## Begin Selected extract

Fisgard’s assertion that there was no equity in the property to which RTL’s lien could attach and that there is no evidence of the extent to which RTL’s work and materials increased the selling value of the property

[12]	Section 4 of the Mechanics Lien Act provides as follows:

4.	(1) 	The lien shall attach to the estate and interest of the owner in the building, erection or mine in respect of which the work is done or the materials or machinery are placed or furnished and the land occupied or enjoyed in connection with the building, erection or mine.
...

(3) 	If the land on or in respect of which work is done or materials or machinery are placed or furnished as described in paragraphs 3(a) to (c) is encumbered by a prior mortgage or other charge and the selling value of the land is increased by the work, materials or machinery, the lien under this Act has priority over the mortgage or other charge on the increased value of the land.


[13]	Fisgard points to evidence that the property was worth $1,200,000.00 when it was purchased by Bond Street in 2005.  Since the mortgage debt exceeded $3,000,000.00, Fisgard says there was no equity to which RTL’s lien could attach.  The simple answer to this is that Bond Street’s interest in the property was the equity of redemption and that is an interest to which the lien could attach: Modern Const. Ltd. v. Maritime Rock Products Ltd., [1963] S.C.R. 347.

[14]	 Fisgard also argues that because the condominium project was never completed, it is impossible to determine whether the selling value of the property was increased by RTL’s work and materials and therefore whether RTL would be entitled to priority over Fisgard’s prior mortgage under s. 4(3).

[15]	When Fisgard applied for the Order Confirming Sale to the purchaser, it relied on the affidavit of value sworn by its appraiser (the “MacDonald affidavit”), who opined that the land alone was worth $920,000.00. The infrastructure, which was RTL’s work and had been mostly completed, was said to have increased the value by $2,000,000.00.  After taking into account the salvage value of improvements and deducting the cost to complete the infrastructure, the appraiser arrived at a market value of $2,270,000.00 for the property.


[16]	The affidavit of Bond Street’s appraiser (the “Jackson affidavit”) stated that the value of the land was $2,235,000.00.  It allocated a value of $2,500,000.00 to the infrastructure installed by RTL.  It arrived at a much higher market value of over $5,000,000.00 for the property.

[17]	Despite the differences of opinion as to market value, according to both the MacDonald and the Jackson affidavits, RTL’s work added at least $2,000,000.00 in value to the property.  The actual sale price confirmed by the Order Confirming Sale was $3,500,000.00.

## End Selected extract

Set down the passage of the court excerpt from "Fisgard’s assertion that" to "erection or mine.", word for word.

## Begin Records supplied

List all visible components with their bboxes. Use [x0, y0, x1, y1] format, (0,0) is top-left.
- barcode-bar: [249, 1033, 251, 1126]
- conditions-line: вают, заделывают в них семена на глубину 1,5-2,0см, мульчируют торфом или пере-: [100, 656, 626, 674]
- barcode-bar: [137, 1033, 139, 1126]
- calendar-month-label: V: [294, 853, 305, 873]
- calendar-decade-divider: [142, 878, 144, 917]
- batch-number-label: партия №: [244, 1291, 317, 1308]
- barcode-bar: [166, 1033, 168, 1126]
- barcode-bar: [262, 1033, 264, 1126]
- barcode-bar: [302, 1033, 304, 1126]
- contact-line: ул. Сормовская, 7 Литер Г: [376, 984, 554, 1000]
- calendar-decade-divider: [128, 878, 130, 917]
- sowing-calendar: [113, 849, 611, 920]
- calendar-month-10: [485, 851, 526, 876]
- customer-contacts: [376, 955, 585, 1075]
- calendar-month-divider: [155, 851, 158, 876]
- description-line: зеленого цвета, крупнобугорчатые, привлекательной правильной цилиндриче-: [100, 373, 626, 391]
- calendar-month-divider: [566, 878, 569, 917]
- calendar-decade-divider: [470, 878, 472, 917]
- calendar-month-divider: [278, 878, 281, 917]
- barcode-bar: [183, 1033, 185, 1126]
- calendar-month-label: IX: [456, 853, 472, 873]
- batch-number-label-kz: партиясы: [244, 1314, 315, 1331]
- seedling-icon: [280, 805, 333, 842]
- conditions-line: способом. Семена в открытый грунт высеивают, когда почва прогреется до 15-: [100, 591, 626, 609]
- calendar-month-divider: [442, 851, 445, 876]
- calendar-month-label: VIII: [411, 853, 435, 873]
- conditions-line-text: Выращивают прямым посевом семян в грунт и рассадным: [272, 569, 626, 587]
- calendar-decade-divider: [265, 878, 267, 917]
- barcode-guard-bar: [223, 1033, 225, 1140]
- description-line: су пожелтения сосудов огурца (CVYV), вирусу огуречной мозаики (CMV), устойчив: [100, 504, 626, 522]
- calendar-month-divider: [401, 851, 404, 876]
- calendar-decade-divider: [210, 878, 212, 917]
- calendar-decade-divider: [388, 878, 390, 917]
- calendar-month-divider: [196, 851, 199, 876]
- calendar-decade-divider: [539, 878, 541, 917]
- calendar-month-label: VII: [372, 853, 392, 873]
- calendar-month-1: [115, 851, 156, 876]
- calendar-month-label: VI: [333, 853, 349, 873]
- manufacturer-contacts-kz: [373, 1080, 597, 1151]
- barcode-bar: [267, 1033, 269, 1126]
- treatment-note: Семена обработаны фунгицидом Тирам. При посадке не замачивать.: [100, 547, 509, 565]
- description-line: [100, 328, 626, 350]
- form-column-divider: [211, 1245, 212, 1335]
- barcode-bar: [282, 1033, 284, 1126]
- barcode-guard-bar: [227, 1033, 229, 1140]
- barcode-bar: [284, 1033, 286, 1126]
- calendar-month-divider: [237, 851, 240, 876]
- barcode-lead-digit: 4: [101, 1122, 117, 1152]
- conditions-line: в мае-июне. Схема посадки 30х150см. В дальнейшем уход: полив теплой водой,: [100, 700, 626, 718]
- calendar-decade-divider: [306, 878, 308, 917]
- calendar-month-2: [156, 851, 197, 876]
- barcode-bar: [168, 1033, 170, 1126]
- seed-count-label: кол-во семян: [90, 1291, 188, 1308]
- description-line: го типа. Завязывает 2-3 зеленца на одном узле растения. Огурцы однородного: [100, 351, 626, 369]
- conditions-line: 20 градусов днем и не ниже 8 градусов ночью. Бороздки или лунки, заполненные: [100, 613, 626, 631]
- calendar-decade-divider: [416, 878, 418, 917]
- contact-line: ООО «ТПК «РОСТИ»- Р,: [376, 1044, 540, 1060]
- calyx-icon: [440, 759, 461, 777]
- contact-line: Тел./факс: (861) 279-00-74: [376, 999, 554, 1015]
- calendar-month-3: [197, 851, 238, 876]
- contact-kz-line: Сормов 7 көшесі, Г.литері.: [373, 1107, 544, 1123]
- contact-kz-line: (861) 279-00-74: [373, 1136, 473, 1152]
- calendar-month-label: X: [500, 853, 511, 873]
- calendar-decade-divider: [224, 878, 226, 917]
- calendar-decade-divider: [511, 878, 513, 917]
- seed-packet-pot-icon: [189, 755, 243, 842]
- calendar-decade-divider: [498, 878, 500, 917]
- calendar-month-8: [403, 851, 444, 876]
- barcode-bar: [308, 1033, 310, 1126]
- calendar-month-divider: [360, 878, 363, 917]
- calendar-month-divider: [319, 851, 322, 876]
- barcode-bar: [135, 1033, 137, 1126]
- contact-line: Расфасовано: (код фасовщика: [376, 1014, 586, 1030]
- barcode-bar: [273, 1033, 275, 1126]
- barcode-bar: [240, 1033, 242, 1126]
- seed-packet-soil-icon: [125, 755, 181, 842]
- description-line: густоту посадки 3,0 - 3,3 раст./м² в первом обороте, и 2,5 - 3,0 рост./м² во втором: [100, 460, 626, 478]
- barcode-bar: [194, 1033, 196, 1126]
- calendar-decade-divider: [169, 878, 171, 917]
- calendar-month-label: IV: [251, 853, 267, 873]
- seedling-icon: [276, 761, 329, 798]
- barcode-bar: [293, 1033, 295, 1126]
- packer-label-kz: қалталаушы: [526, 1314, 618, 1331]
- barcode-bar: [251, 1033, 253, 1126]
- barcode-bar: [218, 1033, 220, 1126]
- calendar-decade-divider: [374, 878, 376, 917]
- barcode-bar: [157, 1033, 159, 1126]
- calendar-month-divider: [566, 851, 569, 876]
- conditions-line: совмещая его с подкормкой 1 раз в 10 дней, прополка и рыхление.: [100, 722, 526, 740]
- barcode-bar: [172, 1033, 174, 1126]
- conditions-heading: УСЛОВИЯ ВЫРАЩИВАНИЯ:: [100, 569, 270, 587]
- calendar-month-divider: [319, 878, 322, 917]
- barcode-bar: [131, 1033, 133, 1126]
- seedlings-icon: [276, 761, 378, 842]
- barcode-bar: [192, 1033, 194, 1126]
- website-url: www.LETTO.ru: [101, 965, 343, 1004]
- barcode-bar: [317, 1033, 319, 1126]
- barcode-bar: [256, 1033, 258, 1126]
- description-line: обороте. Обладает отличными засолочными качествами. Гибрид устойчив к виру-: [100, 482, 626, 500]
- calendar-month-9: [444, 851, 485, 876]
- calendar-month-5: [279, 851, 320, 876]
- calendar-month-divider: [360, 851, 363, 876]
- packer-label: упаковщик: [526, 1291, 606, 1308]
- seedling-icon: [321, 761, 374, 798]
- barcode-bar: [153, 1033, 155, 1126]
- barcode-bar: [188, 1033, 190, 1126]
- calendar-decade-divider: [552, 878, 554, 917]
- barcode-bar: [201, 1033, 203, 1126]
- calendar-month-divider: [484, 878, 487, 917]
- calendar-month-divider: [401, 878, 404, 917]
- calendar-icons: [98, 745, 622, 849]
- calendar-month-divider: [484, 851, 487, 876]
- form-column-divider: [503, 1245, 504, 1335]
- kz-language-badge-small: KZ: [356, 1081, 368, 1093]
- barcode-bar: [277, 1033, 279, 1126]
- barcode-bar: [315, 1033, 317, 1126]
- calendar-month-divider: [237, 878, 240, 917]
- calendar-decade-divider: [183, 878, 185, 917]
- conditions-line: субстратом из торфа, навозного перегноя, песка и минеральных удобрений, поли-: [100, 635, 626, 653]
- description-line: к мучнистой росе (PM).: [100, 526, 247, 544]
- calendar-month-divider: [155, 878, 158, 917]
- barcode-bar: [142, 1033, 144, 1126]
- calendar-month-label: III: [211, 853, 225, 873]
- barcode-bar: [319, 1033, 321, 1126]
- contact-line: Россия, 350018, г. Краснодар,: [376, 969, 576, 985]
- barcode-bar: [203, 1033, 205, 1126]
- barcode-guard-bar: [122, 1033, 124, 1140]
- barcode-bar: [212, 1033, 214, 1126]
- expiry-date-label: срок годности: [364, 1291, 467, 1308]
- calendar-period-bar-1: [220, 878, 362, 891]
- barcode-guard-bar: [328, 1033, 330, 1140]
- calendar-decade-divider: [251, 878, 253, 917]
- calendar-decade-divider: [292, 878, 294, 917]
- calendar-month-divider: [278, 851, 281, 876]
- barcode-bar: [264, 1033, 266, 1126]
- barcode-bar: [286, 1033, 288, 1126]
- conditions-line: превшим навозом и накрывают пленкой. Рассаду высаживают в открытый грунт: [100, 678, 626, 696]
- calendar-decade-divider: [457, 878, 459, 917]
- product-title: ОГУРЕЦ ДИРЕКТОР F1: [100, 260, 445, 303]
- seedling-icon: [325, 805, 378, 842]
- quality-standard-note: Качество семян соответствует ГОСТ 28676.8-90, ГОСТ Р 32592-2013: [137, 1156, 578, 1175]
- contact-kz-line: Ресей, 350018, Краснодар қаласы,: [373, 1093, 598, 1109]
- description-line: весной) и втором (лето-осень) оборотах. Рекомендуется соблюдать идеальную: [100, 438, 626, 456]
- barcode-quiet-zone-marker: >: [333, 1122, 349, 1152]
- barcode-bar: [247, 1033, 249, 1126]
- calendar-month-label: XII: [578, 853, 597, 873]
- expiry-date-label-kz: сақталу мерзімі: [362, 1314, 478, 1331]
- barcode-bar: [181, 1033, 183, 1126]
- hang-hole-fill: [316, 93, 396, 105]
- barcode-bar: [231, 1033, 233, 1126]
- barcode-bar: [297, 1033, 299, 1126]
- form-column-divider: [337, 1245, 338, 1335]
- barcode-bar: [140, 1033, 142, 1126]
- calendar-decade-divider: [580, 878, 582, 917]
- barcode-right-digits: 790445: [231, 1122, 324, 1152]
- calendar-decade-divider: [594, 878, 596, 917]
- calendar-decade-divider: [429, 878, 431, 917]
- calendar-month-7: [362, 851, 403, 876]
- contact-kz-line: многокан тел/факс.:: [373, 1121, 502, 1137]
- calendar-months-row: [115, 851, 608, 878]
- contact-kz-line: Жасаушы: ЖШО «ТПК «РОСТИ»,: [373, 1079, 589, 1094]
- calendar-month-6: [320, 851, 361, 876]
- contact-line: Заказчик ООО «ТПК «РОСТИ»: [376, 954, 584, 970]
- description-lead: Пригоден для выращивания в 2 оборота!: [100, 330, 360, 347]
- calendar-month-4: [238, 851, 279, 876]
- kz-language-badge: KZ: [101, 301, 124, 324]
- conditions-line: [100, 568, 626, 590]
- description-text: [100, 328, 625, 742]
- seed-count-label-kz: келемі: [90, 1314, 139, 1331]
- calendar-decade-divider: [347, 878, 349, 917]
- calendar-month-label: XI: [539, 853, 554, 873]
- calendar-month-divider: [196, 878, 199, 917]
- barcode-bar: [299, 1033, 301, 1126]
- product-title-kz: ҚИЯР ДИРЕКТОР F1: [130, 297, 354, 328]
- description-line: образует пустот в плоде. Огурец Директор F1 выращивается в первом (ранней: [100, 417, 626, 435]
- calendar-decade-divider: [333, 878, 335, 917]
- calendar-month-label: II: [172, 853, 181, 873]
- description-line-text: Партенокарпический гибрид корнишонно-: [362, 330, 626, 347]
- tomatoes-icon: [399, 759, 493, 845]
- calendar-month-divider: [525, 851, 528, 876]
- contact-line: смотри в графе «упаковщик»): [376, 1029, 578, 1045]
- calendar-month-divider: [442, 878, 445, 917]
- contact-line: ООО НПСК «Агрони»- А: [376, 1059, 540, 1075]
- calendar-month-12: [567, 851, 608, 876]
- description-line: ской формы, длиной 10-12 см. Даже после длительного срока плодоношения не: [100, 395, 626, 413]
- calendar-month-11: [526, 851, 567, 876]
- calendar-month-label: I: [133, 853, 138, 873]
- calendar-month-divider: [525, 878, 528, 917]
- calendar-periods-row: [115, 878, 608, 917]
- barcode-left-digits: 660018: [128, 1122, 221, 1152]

## End Records supplied

» **Final result**
Fisgard’s assertion that there was no equity in the property to which RTL’s lien could attach and that there is no evidence of the extent to which RTL’s work and materials increased the selling value of the property

[12]	Section 4 of the Mechanics Lien Act provides as follows:

4.	(1) 	The lien shall attach to the estate and interest of the owner in the building, erection or mine in respect of which the work is done or the materials or machinery are placed or furnished and the land occupied or enjoyed in connection with the building, erection or mine.